GIVEN EXERCISE:
The records that follow need to be output exactly as they are.

Figure dataset records:
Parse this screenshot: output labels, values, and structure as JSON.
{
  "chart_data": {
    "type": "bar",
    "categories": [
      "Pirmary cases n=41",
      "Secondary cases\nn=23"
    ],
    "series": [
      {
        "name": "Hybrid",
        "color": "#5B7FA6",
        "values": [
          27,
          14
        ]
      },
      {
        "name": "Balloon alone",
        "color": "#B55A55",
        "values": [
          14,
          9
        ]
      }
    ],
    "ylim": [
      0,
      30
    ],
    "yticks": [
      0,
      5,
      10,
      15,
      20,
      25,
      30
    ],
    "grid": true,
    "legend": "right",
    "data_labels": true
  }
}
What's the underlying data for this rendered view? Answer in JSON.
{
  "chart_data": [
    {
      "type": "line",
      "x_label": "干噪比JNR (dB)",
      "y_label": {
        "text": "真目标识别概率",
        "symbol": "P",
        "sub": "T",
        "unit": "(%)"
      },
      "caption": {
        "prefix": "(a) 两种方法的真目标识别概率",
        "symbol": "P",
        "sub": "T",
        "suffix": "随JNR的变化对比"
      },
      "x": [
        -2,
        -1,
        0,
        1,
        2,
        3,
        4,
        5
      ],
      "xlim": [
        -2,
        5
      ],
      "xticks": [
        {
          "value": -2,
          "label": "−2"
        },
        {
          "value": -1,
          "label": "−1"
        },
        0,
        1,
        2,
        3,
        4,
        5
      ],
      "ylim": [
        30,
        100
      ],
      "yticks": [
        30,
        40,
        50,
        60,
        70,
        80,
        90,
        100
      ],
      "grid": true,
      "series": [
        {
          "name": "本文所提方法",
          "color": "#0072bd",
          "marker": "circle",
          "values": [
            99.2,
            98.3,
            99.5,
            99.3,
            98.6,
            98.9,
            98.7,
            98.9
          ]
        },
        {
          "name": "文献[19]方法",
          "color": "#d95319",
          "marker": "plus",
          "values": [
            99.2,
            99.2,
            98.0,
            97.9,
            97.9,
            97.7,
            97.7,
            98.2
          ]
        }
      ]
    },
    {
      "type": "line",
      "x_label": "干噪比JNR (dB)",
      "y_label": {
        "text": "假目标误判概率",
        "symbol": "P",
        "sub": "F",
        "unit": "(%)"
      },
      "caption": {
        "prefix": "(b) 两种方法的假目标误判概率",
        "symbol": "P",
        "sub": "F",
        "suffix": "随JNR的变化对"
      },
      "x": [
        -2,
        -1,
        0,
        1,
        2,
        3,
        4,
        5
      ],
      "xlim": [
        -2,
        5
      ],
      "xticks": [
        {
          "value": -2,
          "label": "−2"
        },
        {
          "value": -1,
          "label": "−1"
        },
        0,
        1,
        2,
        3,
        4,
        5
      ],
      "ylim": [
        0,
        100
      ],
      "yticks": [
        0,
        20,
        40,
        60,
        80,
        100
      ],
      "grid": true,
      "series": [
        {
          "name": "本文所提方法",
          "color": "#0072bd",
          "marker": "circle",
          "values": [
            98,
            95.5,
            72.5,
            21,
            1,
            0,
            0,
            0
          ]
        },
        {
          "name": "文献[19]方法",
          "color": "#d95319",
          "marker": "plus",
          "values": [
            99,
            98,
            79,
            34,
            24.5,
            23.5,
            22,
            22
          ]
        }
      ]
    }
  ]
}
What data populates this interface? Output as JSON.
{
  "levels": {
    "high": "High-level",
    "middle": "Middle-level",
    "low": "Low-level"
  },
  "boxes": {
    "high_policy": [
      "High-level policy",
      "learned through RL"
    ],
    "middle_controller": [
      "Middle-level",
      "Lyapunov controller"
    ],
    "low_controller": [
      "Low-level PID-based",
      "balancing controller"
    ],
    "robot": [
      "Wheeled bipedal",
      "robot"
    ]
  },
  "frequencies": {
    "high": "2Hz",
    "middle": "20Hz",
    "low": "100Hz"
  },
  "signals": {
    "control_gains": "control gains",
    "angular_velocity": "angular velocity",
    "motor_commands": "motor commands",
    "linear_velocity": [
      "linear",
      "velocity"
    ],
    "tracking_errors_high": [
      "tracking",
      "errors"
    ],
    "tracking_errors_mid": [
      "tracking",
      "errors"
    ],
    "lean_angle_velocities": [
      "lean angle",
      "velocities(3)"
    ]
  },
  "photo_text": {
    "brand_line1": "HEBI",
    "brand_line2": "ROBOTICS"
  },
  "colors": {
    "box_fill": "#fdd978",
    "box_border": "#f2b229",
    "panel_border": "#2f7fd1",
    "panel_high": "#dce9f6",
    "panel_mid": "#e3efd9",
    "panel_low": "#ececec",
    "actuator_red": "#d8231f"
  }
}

COMPLETED TASK:
Parse this screenshot: output labels, values, and structure as JSON.
{
  "chart_data": {
    "type": "bar",
    "categories": [
      "Pirmary cases n=41",
      "Secondary cases\nn=23"
    ],
    "series": [
      {
        "name": "Hybrid",
        "color": "#5B7FA6",
        "values": [
          27,
          14
        ]
      },
      {
        "name": "Balloon alone",
        "color": "#B55A55",
        "values": [
          14,
          9
        ]
      }
    ],
    "ylim": [
      0,
      30
    ],
    "yticks": [
      0,
      5,
      10,
      15,
      20,
      25,
      30
    ],
    "grid": true,
    "legend": "right",
    "data_labels": true
  }
}
What's the underlying data for this rendered view? Answer in JSON.
{
  "chart_data": [
    {
      "type": "line",
      "x_label": "干噪比JNR (dB)",
      "y_label": {
        "text": "真目标识别概率",
        "symbol": "P",
        "sub": "T",
        "unit": "(%)"
      },
      "caption": {
        "prefix": "(a) 两种方法的真目标识别概率",
        "symbol": "P",
        "sub": "T",
        "suffix": "随JNR的变化对比"
      },
      "x": [
        -2,
        -1,
        0,
        1,
        2,
        3,
        4,
        5
      ],
      "xlim": [
        -2,
        5
      ],
      "xticks": [
        {
          "value": -2,
          "label": "−2"
        },
        {
          "value": -1,
          "label": "−1"
        },
        0,
        1,
        2,
        3,
        4,
        5
      ],
      "ylim": [
        30,
        100
      ],
      "yticks": [
        30,
        40,
        50,
        60,
        70,
        80,
        90,
        100
      ],
      "grid": true,
      "series": [
        {
          "name": "本文所提方法",
          "color": "#0072bd",
          "marker": "circle",
          "values": [
            99.2,
            98.3,
            99.5,
            99.3,
            98.6,
            98.9,
            98.7,
            98.9
          ]
        },
        {
          "name": "文献[19]方法",
          "color": "#d95319",
          "marker": "plus",
          "values": [
            99.2,
            99.2,
            98.0,
            97.9,
            97.9,
            97.7,
            97.7,
            98.2
          ]
        }
      ]
    },
    {
      "type": "line",
      "x_label": "干噪比JNR (dB)",
      "y_label": {
        "text": "假目标误判概率",
        "symbol": "P",
        "sub": "F",
        "unit": "(%)"
      },
      "caption": {
        "prefix": "(b) 两种方法的假目标误判概率",
        "symbol": "P",
        "sub": "F",
        "suffix": "随JNR的变化对"
      },
      "x": [
        -2,
        -1,
        0,
        1,
        2,
        3,
        4,
        5
      ],
      "xlim": [
        -2,
        5
      ],
      "xticks": [
        {
          "value": -2,
          "label": "−2"
        },
        {
          "value": -1,
          "label": "−1"
        },
        0,
        1,
        2,
        3,
        4,
        5
      ],
      "ylim": [
        0,
        100
      ],
      "yticks": [
        0,
        20,
        40,
        60,
        80,
        100
      ],
      "grid": true,
      "series": [
        {
          "name": "本文所提方法",
          "color": "#0072bd",
          "marker": "circle",
          "values": [
            98,
            95.5,
            72.5,
            21,
            1,
            0,
            0,
            0
          ]
        },
        {
          "name": "文献[19]方法",
          "color": "#d95319",
          "marker": "plus",
          "values": [
            99,
            98,
            79,
            34,
            24.5,
            23.5,
            22,
            22
          ]
        }
      ]
    }
  ]
}
What data populates this interface? Output as JSON.
{
  "levels": {
    "high": "High-level",
    "middle": "Middle-level",
    "low": "Low-level"
  },
  "boxes": {
    "high_policy": [
      "High-level policy",
      "learned through RL"
    ],
    "middle_controller": [
      "Middle-level",
      "Lyapunov controller"
    ],
    "low_controller": [
      "Low-level PID-based",
      "balancing controller"
    ],
    "robot": [
      "Wheeled bipedal",
      "robot"
    ]
  },
  "frequencies": {
    "high": "2Hz",
    "middle": "20Hz",
    "low": "100Hz"
  },
  "signals": {
    "control_gains": "control gains",
    "angular_velocity": "angular velocity",
    "motor_commands": "motor commands",
    "linear_velocity": [
      "linear",
      "velocity"
    ],
    "tracking_errors_high": [
      "tracking",
      "errors"
    ],
    "tracking_errors_mid": [
      "tracking",
      "errors"
    ],
    "lean_angle_velocities": [
      "lean angle",
      "velocities(3)"
    ]
  },
  "photo_text": {
    "brand_line1": "HEBI",
    "brand_line2": "ROBOTICS"
  },
  "colors": {
    "box_fill": "#fdd978",
    "box_border": "#f2b229",
    "panel_border": "#2f7fd1",
    "panel_high": "#dce9f6",
    "panel_mid": "#e3efd9",
    "panel_low": "#ececec",
    "actuator_red": "#d8231f"
  }
}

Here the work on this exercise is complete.